→ Written problem: Copy every entry word for word, but skip the pictures.

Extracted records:
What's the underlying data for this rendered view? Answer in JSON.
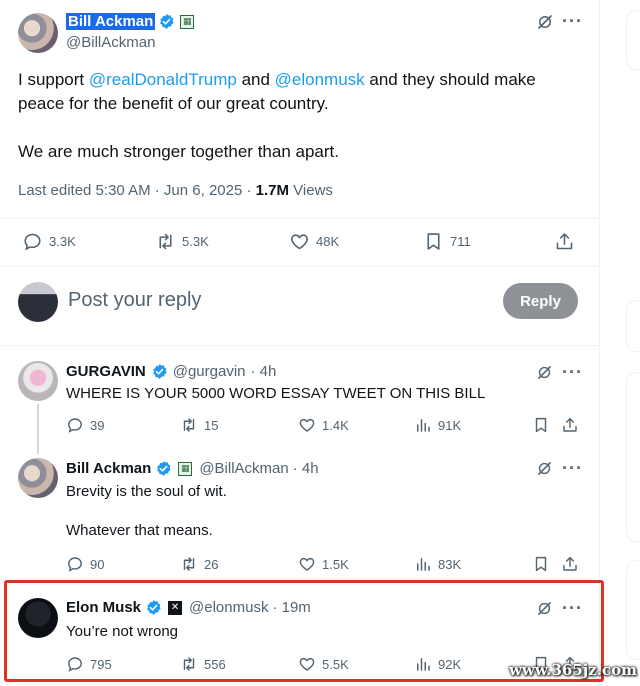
{
  "main_tweet": {
    "author_name": "Bill Ackman",
    "author_handle": "@BillAckman",
    "text_prefix": "I support ",
    "mention_1": "@realDonaldTrump",
    "text_mid": " and ",
    "mention_2": "@elonmusk",
    "text_suffix": " and they should make peace for the benefit of our great country.",
    "text_line2": "We are much stronger together than apart.",
    "meta_time": "Last edited 5:30 AM · Jun 6, 2025 · ",
    "meta_views_count": "1.7M",
    "meta_views_label": " Views",
    "replies": "3.3K",
    "reposts": "5.3K",
    "likes": "48K",
    "bookmarks": "711"
  },
  "compose": {
    "placeholder": "Post your reply",
    "button_label": "Reply"
  },
  "replies": [
    {
      "author_name": "GURGAVIN",
      "author_handle": "@gurgavin",
      "time": "· 4h",
      "text": "WHERE IS YOUR 5000 WORD ESSAY TWEET ON THIS BILL",
      "replies": "39",
      "reposts": "15",
      "likes": "1.4K",
      "views": "91K"
    },
    {
      "author_name": "Bill Ackman",
      "author_handle": "@BillAckman",
      "time": "· 4h",
      "text_line1": "Brevity is the soul of wit.",
      "text_line2": "Whatever that means.",
      "replies": "90",
      "reposts": "26",
      "likes": "1.5K",
      "views": "83K"
    },
    {
      "author_name": "Elon Musk",
      "author_handle": "@elonmusk",
      "time": "· 19m",
      "text": "You’re not wrong",
      "replies": "795",
      "reposts": "556",
      "likes": "5.5K",
      "views": "92K"
    }
  ],
  "colors": {
    "accent": "#1d9bf0",
    "highlight_border": "#e0302a",
    "muted": "#536471"
  },
  "icons": [
    "verified-icon",
    "grok-icon",
    "more-icon",
    "reply-icon",
    "repost-icon",
    "like-icon",
    "bookmark-icon",
    "share-icon",
    "views-icon"
  ],
  "watermark": "www.365jz.com"
}
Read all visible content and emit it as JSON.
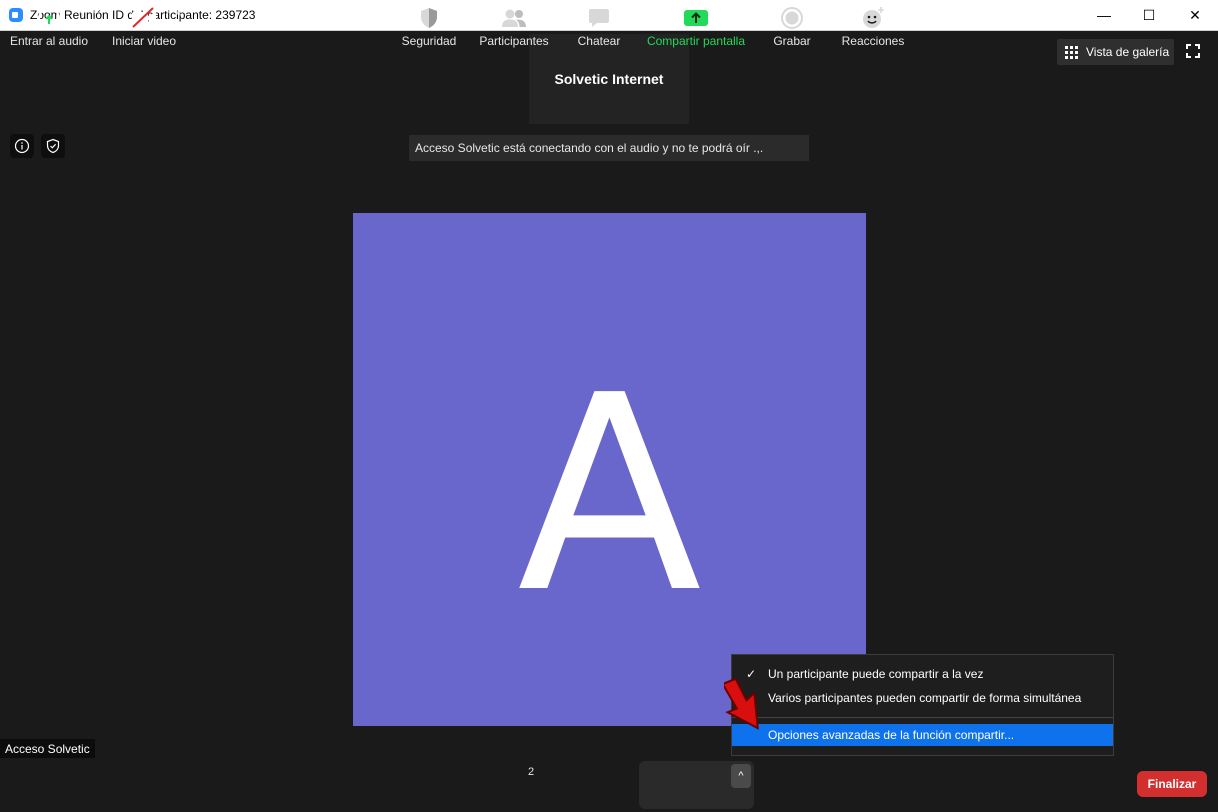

→ Answer for this exercise:
What's the underlying data for this rendered view? Answer in JSON.
{
  "main_tweet": {
    "author_name": "Bill Ackman",
    "author_handle": "@BillAckman",
    "text_prefix": "I support ",
    "mention_1": "@realDonaldTrump",
    "text_mid": " and ",
    "mention_2": "@elonmusk",
    "text_suffix": " and they should make peace for the benefit of our great country.",
    "text_line2": "We are much stronger together than apart.",
    "meta_time": "Last edited 5:30 AM · Jun 6, 2025 · ",
    "meta_views_count": "1.7M",
    "meta_views_label": " Views",
    "replies": "3.3K",
    "reposts": "5.3K",
    "likes": "48K",
    "bookmarks": "711"
  },
  "compose": {
    "placeholder": "Post your reply",
    "button_label": "Reply"
  },
  "replies": [
    {
      "author_name": "GURGAVIN",
      "author_handle": "@gurgavin",
      "time": "· 4h",
      "text": "WHERE IS YOUR 5000 WORD ESSAY TWEET ON THIS BILL",
      "replies": "39",
      "reposts": "15",
      "likes": "1.4K",
      "views": "91K"
    },
    {
      "author_name": "Bill Ackman",
      "author_handle": "@BillAckman",
      "time": "· 4h",
      "text_line1": "Brevity is the soul of wit.",
      "text_line2": "Whatever that means.",
      "replies": "90",
      "reposts": "26",
      "likes": "1.5K",
      "views": "83K"
    },
    {
      "author_name": "Elon Musk",
      "author_handle": "@elonmusk",
      "time": "· 19m",
      "text": "You’re not wrong",
      "replies": "795",
      "reposts": "556",
      "likes": "5.5K",
      "views": "92K"
    }
  ],
  "colors": {
    "accent": "#1d9bf0",
    "highlight_border": "#e0302a",
    "muted": "#536471"
  },
  "icons": [
    "verified-icon",
    "grok-icon",
    "more-icon",
    "reply-icon",
    "repost-icon",
    "like-icon",
    "bookmark-icon",
    "share-icon",
    "views-icon"
  ],
  "watermark": "www.365jz.com"
}
Read all visible content and emit it as JSON.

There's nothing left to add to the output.